* Records supplied:
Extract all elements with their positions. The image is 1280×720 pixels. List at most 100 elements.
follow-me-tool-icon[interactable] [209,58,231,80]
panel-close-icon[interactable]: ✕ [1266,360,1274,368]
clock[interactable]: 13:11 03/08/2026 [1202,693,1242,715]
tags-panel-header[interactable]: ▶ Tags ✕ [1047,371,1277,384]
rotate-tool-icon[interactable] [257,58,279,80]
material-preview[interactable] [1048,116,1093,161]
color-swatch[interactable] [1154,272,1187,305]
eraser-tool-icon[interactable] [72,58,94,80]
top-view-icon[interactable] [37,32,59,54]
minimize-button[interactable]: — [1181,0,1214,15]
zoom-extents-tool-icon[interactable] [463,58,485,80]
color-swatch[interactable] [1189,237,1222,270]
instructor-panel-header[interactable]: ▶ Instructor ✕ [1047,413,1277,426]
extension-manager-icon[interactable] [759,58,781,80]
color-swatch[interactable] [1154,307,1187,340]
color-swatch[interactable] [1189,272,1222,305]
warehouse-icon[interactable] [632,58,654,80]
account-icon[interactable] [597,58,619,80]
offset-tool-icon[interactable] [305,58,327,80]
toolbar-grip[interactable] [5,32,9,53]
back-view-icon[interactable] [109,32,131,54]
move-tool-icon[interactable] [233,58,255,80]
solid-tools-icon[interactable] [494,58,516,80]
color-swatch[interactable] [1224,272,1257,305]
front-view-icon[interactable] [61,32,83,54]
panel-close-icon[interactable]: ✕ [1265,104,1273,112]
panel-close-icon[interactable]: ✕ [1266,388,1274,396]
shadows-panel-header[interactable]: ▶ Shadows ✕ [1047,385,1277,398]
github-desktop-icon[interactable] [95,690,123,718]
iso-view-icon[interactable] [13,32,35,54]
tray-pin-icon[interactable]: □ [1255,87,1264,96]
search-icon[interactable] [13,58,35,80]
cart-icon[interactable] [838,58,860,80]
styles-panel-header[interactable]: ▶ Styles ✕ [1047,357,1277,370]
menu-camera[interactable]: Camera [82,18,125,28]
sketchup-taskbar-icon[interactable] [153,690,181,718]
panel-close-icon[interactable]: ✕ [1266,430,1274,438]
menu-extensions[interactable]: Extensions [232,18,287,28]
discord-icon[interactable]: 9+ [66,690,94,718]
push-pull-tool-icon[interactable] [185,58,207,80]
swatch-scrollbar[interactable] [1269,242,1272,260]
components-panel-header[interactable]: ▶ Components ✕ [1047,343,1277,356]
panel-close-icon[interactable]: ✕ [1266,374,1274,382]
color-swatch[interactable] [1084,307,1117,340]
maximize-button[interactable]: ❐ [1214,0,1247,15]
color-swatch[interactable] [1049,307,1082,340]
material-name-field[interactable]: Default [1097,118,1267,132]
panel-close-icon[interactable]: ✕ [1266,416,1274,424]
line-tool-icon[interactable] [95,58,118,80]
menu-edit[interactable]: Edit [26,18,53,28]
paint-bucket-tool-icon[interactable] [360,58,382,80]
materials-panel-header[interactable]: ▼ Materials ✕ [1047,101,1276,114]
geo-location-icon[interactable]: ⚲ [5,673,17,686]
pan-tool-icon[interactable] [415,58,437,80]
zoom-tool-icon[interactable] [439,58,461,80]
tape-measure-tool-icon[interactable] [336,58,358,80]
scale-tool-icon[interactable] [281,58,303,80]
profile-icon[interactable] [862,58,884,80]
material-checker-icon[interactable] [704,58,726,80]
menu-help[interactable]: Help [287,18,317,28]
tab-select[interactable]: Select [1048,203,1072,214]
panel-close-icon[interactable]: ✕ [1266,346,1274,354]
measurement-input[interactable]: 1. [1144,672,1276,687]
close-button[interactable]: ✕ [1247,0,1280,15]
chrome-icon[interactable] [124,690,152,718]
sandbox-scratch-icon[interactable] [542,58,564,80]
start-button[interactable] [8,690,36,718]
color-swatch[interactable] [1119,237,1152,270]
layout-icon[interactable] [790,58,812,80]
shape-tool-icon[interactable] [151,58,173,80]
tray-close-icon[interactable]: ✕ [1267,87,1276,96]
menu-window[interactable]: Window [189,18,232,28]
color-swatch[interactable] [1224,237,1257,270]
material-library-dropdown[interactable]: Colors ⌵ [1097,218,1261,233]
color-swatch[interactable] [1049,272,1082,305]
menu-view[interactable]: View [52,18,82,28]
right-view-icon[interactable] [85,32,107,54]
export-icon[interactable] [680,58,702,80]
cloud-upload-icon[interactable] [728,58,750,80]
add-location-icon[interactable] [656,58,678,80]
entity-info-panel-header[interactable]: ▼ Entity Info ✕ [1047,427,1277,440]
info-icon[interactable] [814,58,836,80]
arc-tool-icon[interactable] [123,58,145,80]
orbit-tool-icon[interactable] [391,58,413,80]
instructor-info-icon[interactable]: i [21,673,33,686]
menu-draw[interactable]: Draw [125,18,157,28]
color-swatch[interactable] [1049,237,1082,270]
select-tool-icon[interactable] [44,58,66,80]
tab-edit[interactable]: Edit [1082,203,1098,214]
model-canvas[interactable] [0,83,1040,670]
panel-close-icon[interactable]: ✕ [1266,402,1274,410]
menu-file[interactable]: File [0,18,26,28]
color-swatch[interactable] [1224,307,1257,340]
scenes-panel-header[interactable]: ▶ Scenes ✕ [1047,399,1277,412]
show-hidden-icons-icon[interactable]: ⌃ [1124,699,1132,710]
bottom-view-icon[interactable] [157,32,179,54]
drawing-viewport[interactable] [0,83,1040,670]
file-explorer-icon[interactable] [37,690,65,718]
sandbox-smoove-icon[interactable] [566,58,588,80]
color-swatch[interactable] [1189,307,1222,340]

* Request: Please write out the items again, swapping "color-swatch" for "palette-swatch" everywhere and leaving everything else unchanged.

* Solution:
Extract all elements with their positions. The image is 1280×720 pixels. List at most 100 elements.
follow-me-tool-icon[interactable] [209,58,231,80]
panel-close-icon[interactable]: ✕ [1266,360,1274,368]
clock[interactable]: 13:11 03/08/2026 [1202,693,1242,715]
tags-panel-header[interactable]: ▶ Tags ✕ [1047,371,1277,384]
rotate-tool-icon[interactable] [257,58,279,80]
material-preview[interactable] [1048,116,1093,161]
palette-swatch[interactable] [1154,272,1187,305]
eraser-tool-icon[interactable] [72,58,94,80]
top-view-icon[interactable] [37,32,59,54]
minimize-button[interactable]: — [1181,0,1214,15]
zoom-extents-tool-icon[interactable] [463,58,485,80]
palette-swatch[interactable] [1189,237,1222,270]
instructor-panel-header[interactable]: ▶ Instructor ✕ [1047,413,1277,426]
extension-manager-icon[interactable] [759,58,781,80]
palette-swatch[interactable] [1154,307,1187,340]
palette-swatch[interactable] [1189,272,1222,305]
warehouse-icon[interactable] [632,58,654,80]
account-icon[interactable] [597,58,619,80]
offset-tool-icon[interactable] [305,58,327,80]
toolbar-grip[interactable] [5,32,9,53]
back-view-icon[interactable] [109,32,131,54]
move-tool-icon[interactable] [233,58,255,80]
solid-tools-icon[interactable] [494,58,516,80]
palette-swatch[interactable] [1224,272,1257,305]
front-view-icon[interactable] [61,32,83,54]
panel-close-icon[interactable]: ✕ [1265,104,1273,112]
panel-close-icon[interactable]: ✕ [1266,388,1274,396]
shadows-panel-header[interactable]: ▶ Shadows ✕ [1047,385,1277,398]
github-desktop-icon[interactable] [95,690,123,718]
iso-view-icon[interactable] [13,32,35,54]
tray-pin-icon[interactable]: □ [1255,87,1264,96]
search-icon[interactable] [13,58,35,80]
cart-icon[interactable] [838,58,860,80]
styles-panel-header[interactable]: ▶ Styles ✕ [1047,357,1277,370]
menu-camera[interactable]: Camera [82,18,125,28]
sketchup-taskbar-icon[interactable] [153,690,181,718]
panel-close-icon[interactable]: ✕ [1266,430,1274,438]
menu-extensions[interactable]: Extensions [232,18,287,28]
discord-icon[interactable]: 9+ [66,690,94,718]
push-pull-tool-icon[interactable] [185,58,207,80]
swatch-scrollbar[interactable] [1269,242,1272,260]
components-panel-header[interactable]: ▶ Components ✕ [1047,343,1277,356]
panel-close-icon[interactable]: ✕ [1266,374,1274,382]
palette-swatch[interactable] [1084,307,1117,340]
maximize-button[interactable]: ❐ [1214,0,1247,15]
palette-swatch[interactable] [1049,307,1082,340]
material-name-field[interactable]: Default [1097,118,1267,132]
panel-close-icon[interactable]: ✕ [1266,416,1274,424]
line-tool-icon[interactable] [95,58,118,80]
menu-edit[interactable]: Edit [26,18,53,28]
paint-bucket-tool-icon[interactable] [360,58,382,80]
materials-panel-header[interactable]: ▼ Materials ✕ [1047,101,1276,114]
geo-location-icon[interactable]: ⚲ [5,673,17,686]
pan-tool-icon[interactable] [415,58,437,80]
zoom-tool-icon[interactable] [439,58,461,80]
tape-measure-tool-icon[interactable] [336,58,358,80]
scale-tool-icon[interactable] [281,58,303,80]
profile-icon[interactable] [862,58,884,80]
material-checker-icon[interactable] [704,58,726,80]
menu-help[interactable]: Help [287,18,317,28]
tab-select[interactable]: Select [1048,203,1072,214]
panel-close-icon[interactable]: ✕ [1266,346,1274,354]
measurement-input[interactable]: 1. [1144,672,1276,687]
close-button[interactable]: ✕ [1247,0,1280,15]
chrome-icon[interactable] [124,690,152,718]
sandbox-scratch-icon[interactable] [542,58,564,80]
start-button[interactable] [8,690,36,718]
palette-swatch[interactable] [1119,237,1152,270]
layout-icon[interactable] [790,58,812,80]
shape-tool-icon[interactable] [151,58,173,80]
tray-close-icon[interactable]: ✕ [1267,87,1276,96]
menu-window[interactable]: Window [189,18,232,28]
palette-swatch[interactable] [1224,237,1257,270]
material-library-dropdown[interactable]: Colors ⌵ [1097,218,1261,233]
palette-swatch[interactable] [1049,272,1082,305]
menu-view[interactable]: View [52,18,82,28]
right-view-icon[interactable] [85,32,107,54]
export-icon[interactable] [680,58,702,80]
cloud-upload-icon[interactable] [728,58,750,80]
add-location-icon[interactable] [656,58,678,80]
entity-info-panel-header[interactable]: ▼ Entity Info ✕ [1047,427,1277,440]
info-icon[interactable] [814,58,836,80]
arc-tool-icon[interactable] [123,58,145,80]
orbit-tool-icon[interactable] [391,58,413,80]
instructor-info-icon[interactable]: i [21,673,33,686]
menu-draw[interactable]: Draw [125,18,157,28]
palette-swatch[interactable] [1049,237,1082,270]
select-tool-icon[interactable] [44,58,66,80]
tab-edit[interactable]: Edit [1082,203,1098,214]
model-canvas[interactable] [0,83,1040,670]
panel-close-icon[interactable]: ✕ [1266,402,1274,410]
menu-file[interactable]: File [0,18,26,28]
palette-swatch[interactable] [1224,307,1257,340]
scenes-panel-header[interactable]: ▶ Scenes ✕ [1047,399,1277,412]
show-hidden-icons-icon[interactable]: ⌃ [1124,699,1132,710]
bottom-view-icon[interactable] [157,32,179,54]
drawing-viewport[interactable] [0,83,1040,670]
file-explorer-icon[interactable] [37,690,65,718]
sandbox-smoove-icon[interactable] [566,58,588,80]
palette-swatch[interactable] [1189,307,1222,340]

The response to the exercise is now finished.